◆ Written problem: Extract every line below, verbatim.

◆ Information provided:
— START —

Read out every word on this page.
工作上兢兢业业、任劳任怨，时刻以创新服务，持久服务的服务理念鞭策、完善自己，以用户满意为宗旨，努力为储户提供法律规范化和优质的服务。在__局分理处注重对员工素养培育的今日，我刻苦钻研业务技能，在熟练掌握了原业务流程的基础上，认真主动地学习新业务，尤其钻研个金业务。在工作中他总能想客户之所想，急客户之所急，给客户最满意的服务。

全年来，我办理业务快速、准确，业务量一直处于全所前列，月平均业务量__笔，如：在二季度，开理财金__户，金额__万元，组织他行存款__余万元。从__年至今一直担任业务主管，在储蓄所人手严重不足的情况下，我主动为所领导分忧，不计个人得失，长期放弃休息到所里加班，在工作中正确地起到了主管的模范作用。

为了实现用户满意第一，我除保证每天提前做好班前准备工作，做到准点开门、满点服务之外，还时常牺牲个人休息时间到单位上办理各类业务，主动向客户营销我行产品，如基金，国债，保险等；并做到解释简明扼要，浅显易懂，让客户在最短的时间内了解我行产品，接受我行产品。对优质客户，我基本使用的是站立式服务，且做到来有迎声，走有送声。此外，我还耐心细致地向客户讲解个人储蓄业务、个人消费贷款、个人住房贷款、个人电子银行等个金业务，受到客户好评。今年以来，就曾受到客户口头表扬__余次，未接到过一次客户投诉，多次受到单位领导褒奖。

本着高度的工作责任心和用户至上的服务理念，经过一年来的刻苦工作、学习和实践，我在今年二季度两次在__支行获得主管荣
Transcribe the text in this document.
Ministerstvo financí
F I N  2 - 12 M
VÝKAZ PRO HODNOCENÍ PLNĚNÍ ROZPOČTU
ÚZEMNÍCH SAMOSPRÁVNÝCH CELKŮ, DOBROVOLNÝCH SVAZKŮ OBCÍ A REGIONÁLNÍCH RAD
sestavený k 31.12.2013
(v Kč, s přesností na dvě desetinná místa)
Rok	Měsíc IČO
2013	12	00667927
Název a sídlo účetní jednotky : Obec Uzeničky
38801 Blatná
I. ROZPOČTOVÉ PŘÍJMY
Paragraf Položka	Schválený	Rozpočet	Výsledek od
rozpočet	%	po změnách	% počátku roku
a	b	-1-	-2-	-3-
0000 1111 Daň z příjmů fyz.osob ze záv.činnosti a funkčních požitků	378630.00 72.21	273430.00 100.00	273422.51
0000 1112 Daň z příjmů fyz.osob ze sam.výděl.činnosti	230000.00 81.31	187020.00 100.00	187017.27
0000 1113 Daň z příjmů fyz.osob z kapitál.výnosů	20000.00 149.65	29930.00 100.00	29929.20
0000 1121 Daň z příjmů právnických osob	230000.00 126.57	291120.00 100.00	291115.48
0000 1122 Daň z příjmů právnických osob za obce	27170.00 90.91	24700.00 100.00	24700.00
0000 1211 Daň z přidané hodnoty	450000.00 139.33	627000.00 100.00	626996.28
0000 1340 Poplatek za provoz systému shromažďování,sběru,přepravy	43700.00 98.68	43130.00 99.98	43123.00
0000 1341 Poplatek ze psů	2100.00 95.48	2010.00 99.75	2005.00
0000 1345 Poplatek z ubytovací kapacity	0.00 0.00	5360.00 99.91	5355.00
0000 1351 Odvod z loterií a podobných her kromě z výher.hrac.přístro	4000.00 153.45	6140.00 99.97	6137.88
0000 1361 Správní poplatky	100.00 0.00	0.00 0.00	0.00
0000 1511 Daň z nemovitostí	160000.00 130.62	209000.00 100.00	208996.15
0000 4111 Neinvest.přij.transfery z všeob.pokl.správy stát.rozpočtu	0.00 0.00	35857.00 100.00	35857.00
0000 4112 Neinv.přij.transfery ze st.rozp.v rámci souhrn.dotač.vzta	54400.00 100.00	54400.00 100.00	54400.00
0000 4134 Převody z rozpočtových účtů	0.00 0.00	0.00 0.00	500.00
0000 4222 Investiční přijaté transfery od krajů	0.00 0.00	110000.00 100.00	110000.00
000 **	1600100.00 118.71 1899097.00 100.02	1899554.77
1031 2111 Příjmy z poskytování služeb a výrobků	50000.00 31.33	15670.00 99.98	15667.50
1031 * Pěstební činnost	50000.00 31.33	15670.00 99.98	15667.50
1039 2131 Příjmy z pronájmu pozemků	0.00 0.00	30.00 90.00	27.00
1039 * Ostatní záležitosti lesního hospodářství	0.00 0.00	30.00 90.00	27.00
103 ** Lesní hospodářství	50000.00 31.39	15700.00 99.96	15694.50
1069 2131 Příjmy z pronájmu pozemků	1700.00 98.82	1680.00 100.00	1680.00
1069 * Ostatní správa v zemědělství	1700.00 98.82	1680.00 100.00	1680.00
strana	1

— END —

◆ Task answer:
Read out every word on this page.
工作上兢兢业业、任劳任怨，时刻以创新服务，持久服务的服务理念鞭策、完善自己，以用户满意为宗旨，努力为储户提供法律规范化和优质的服务。在__局分理处注重对员工素养培育的今日，我刻苦钻研业务技能，在熟练掌握了原业务流程的基础上，认真主动地学习新业务，尤其钻研个金业务。在工作中他总能想客户之所想，急客户之所急，给客户最满意的服务。

全年来，我办理业务快速、准确，业务量一直处于全所前列，月平均业务量__笔，如：在二季度，开理财金__户，金额__万元，组织他行存款__余万元。从__年至今一直担任业务主管，在储蓄所人手严重不足的情况下，我主动为所领导分忧，不计个人得失，长期放弃休息到所里加班，在工作中正确地起到了主管的模范作用。

为了实现用户满意第一，我除保证每天提前做好班前准备工作，做到准点开门、满点服务之外，还时常牺牲个人休息时间到单位上办理各类业务，主动向客户营销我行产品，如基金，国债，保险等；并做到解释简明扼要，浅显易懂，让客户在最短的时间内了解我行产品，接受我行产品。对优质客户，我基本使用的是站立式服务，且做到来有迎声，走有送声。此外，我还耐心细致地向客户讲解个人储蓄业务、个人消费贷款、个人住房贷款、个人电子银行等个金业务，受到客户好评。今年以来，就曾受到客户口头表扬__余次，未接到过一次客户投诉，多次受到单位领导褒奖。

本着高度的工作责任心和用户至上的服务理念，经过一年来的刻苦工作、学习和实践，我在今年二季度两次在__支行获得主管荣
Transcribe the text in this document.
Ministerstvo financí
F I N  2 - 12 M
VÝKAZ PRO HODNOCENÍ PLNĚNÍ ROZPOČTU
ÚZEMNÍCH SAMOSPRÁVNÝCH CELKŮ, DOBROVOLNÝCH SVAZKŮ OBCÍ A REGIONÁLNÍCH RAD
sestavený k 31.12.2013
(v Kč, s přesností na dvě desetinná místa)
Rok	Měsíc IČO
2013	12	00667927
Název a sídlo účetní jednotky : Obec Uzeničky
38801 Blatná
I. ROZPOČTOVÉ PŘÍJMY
Paragraf Položka	Schválený	Rozpočet	Výsledek od
rozpočet	%	po změnách	% počátku roku
a	b	-1-	-2-	-3-
0000 1111 Daň z příjmů fyz.osob ze záv.činnosti a funkčních požitků	378630.00 72.21	273430.00 100.00	273422.51
0000 1112 Daň z příjmů fyz.osob ze sam.výděl.činnosti	230000.00 81.31	187020.00 100.00	187017.27
0000 1113 Daň z příjmů fyz.osob z kapitál.výnosů	20000.00 149.65	29930.00 100.00	29929.20
0000 1121 Daň z příjmů právnických osob	230000.00 126.57	291120.00 100.00	291115.48
0000 1122 Daň z příjmů právnických osob za obce	27170.00 90.91	24700.00 100.00	24700.00
0000 1211 Daň z přidané hodnoty	450000.00 139.33	627000.00 100.00	626996.28
0000 1340 Poplatek za provoz systému shromažďování,sběru,přepravy	43700.00 98.68	43130.00 99.98	43123.00
0000 1341 Poplatek ze psů	2100.00 95.48	2010.00 99.75	2005.00
0000 1345 Poplatek z ubytovací kapacity	0.00 0.00	5360.00 99.91	5355.00
0000 1351 Odvod z loterií a podobných her kromě z výher.hrac.přístro	4000.00 153.45	6140.00 99.97	6137.88
0000 1361 Správní poplatky	100.00 0.00	0.00 0.00	0.00
0000 1511 Daň z nemovitostí	160000.00 130.62	209000.00 100.00	208996.15
0000 4111 Neinvest.přij.transfery z všeob.pokl.správy stát.rozpočtu	0.00 0.00	35857.00 100.00	35857.00
0000 4112 Neinv.přij.transfery ze st.rozp.v rámci souhrn.dotač.vzta	54400.00 100.00	54400.00 100.00	54400.00
0000 4134 Převody z rozpočtových účtů	0.00 0.00	0.00 0.00	500.00
0000 4222 Investiční přijaté transfery od krajů	0.00 0.00	110000.00 100.00	110000.00
000 **	1600100.00 118.71 1899097.00 100.02	1899554.77
1031 2111 Příjmy z poskytování služeb a výrobků	50000.00 31.33	15670.00 99.98	15667.50
1031 * Pěstební činnost	50000.00 31.33	15670.00 99.98	15667.50
1039 2131 Příjmy z pronájmu pozemků	0.00 0.00	30.00 90.00	27.00
1039 * Ostatní záležitosti lesního hospodářství	0.00 0.00	30.00 90.00	27.00
103 ** Lesní hospodářství	50000.00 31.39	15700.00 99.96	15694.50
1069 2131 Příjmy z pronájmu pozemků	1700.00 98.82	1680.00 100.00	1680.00
1069 * Ostatní správa v zemědělství	1700.00 98.82	1680.00 100.00	1680.00
strana	1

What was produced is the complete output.